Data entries
- - - -

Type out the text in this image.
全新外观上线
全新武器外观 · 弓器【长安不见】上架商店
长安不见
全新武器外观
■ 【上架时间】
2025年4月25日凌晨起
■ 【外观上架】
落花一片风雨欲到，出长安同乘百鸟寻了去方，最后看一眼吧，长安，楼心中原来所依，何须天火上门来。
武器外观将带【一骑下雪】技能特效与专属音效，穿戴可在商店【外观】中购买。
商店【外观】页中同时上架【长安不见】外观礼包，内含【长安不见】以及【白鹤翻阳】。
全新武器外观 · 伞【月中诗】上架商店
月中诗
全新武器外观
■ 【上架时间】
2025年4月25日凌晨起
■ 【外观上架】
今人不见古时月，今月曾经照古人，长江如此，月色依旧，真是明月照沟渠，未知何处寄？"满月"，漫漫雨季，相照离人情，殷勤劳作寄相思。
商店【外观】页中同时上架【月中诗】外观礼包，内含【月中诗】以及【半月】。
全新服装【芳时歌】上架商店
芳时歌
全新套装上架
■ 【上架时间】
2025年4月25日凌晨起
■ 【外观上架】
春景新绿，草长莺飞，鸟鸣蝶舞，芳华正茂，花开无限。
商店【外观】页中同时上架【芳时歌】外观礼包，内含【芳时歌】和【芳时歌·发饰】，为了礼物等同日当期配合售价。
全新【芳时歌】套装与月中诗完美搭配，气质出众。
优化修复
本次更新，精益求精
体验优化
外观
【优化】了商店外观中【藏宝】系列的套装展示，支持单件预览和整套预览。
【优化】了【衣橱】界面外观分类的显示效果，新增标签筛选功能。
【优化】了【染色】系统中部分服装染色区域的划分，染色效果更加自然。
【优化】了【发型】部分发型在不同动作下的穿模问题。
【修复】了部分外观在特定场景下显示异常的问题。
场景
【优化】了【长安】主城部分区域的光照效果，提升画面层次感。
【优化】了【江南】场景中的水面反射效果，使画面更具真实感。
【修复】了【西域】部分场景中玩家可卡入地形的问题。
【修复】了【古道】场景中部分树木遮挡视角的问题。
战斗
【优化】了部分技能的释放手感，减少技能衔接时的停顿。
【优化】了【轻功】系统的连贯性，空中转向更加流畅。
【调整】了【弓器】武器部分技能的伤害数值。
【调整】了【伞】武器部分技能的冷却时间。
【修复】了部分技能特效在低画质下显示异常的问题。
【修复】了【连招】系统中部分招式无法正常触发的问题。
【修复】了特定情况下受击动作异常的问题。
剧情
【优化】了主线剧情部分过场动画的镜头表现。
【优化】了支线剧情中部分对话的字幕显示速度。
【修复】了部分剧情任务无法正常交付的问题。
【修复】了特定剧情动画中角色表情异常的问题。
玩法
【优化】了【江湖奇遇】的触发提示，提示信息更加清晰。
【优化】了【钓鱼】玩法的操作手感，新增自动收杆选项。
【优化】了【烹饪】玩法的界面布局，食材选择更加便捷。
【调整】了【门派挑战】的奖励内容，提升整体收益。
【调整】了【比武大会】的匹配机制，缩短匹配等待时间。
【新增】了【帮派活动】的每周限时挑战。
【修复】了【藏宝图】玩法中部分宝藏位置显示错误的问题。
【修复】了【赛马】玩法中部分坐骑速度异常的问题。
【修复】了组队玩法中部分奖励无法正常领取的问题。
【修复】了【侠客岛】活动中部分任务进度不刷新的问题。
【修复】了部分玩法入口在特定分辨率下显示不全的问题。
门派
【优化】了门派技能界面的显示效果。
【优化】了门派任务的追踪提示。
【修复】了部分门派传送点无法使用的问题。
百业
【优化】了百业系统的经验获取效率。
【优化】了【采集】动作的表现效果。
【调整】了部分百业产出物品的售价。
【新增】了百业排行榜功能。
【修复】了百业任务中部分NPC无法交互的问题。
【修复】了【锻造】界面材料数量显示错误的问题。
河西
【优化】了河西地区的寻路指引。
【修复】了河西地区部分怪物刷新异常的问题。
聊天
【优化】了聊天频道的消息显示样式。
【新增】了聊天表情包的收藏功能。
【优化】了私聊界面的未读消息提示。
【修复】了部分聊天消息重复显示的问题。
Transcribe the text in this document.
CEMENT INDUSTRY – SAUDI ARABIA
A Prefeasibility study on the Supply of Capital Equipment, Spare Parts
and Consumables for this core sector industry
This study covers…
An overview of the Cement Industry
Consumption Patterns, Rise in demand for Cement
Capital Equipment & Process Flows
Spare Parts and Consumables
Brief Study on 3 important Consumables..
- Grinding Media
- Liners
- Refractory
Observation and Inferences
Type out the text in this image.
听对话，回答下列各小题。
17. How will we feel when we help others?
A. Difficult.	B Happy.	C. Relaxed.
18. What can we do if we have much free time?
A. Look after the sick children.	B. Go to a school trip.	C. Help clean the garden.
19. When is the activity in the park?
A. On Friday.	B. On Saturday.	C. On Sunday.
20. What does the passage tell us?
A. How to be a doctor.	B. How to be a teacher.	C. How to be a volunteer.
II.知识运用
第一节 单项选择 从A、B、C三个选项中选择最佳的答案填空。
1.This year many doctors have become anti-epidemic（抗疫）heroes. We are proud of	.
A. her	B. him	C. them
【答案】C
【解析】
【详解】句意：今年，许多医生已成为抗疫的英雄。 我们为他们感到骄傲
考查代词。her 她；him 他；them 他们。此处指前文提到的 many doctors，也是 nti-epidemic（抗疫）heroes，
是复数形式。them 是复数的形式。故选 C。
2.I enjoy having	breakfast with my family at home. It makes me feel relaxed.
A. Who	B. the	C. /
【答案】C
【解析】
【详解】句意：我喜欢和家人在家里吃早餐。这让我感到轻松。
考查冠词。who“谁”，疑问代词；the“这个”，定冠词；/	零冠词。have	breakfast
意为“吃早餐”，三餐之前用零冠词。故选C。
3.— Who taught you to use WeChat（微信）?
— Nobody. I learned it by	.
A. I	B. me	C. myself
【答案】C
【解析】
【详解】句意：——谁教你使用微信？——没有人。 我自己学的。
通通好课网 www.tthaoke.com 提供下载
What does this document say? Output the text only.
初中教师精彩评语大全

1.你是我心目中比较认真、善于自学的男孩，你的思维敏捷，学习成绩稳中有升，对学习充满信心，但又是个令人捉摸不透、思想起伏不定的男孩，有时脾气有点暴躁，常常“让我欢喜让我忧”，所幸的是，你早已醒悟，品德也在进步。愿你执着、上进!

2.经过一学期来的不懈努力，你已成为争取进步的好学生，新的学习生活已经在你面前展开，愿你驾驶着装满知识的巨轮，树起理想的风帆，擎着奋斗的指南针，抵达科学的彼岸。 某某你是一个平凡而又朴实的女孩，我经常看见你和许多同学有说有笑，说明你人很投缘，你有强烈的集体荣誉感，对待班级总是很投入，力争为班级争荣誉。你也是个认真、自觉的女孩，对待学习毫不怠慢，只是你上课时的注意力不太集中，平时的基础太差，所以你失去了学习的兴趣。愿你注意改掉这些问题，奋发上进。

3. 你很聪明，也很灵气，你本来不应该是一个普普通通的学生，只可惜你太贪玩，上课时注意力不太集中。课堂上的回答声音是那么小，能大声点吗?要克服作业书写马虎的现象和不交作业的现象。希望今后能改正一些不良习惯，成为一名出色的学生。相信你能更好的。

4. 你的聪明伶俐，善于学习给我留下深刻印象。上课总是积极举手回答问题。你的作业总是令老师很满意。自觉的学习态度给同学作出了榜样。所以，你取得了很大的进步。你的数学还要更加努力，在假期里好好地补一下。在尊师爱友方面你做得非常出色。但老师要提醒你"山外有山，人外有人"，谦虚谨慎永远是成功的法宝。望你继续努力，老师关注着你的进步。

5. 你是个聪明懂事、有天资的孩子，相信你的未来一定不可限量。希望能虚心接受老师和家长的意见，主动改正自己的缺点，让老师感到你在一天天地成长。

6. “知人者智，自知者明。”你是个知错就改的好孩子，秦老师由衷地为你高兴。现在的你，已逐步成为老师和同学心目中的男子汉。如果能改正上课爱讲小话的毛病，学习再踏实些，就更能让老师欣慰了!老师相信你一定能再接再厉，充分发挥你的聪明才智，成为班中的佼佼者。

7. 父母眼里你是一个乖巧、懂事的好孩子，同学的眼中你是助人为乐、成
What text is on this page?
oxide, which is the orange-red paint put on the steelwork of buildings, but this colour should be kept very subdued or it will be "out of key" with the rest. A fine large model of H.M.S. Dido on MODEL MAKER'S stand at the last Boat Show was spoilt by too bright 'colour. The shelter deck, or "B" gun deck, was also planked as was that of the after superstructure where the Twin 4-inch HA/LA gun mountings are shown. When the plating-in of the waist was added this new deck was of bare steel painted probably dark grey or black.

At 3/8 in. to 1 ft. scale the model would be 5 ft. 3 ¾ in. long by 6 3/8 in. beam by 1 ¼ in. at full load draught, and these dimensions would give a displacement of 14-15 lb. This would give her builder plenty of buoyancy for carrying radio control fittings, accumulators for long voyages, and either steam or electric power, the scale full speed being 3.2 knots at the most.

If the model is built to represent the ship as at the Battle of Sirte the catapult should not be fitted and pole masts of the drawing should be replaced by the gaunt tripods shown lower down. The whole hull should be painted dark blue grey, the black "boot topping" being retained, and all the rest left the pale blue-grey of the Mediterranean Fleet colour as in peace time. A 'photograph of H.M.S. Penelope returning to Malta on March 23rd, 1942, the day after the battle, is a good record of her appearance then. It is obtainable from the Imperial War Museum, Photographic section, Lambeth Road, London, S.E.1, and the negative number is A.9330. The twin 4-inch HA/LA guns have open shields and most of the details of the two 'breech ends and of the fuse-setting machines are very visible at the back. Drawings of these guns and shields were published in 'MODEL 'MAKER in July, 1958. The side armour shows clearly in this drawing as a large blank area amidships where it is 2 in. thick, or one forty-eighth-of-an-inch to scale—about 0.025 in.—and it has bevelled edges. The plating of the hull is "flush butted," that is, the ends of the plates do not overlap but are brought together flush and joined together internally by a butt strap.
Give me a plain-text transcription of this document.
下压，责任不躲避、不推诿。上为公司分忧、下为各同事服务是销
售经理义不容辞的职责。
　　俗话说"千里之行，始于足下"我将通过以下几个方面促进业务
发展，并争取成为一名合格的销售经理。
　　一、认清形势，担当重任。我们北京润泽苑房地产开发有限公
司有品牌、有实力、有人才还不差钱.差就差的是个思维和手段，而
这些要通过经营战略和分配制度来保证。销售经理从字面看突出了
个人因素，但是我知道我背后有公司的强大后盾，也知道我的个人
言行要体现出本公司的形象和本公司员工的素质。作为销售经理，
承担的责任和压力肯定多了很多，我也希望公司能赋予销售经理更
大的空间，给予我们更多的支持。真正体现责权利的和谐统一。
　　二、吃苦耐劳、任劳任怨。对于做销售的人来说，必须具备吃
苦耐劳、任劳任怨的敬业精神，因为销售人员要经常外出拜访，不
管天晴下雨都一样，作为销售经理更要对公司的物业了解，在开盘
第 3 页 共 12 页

- - - -

Written task: From the entries, report each line that includes the word "them".

Solution:
A. her	B. him	C. them
考查代词。her 她；him 他；them 他们。此处指前文提到的 many doctors，也是 nti-epidemic（抗疫）heroes，
是复数形式。them 是复数的形式。故选 C。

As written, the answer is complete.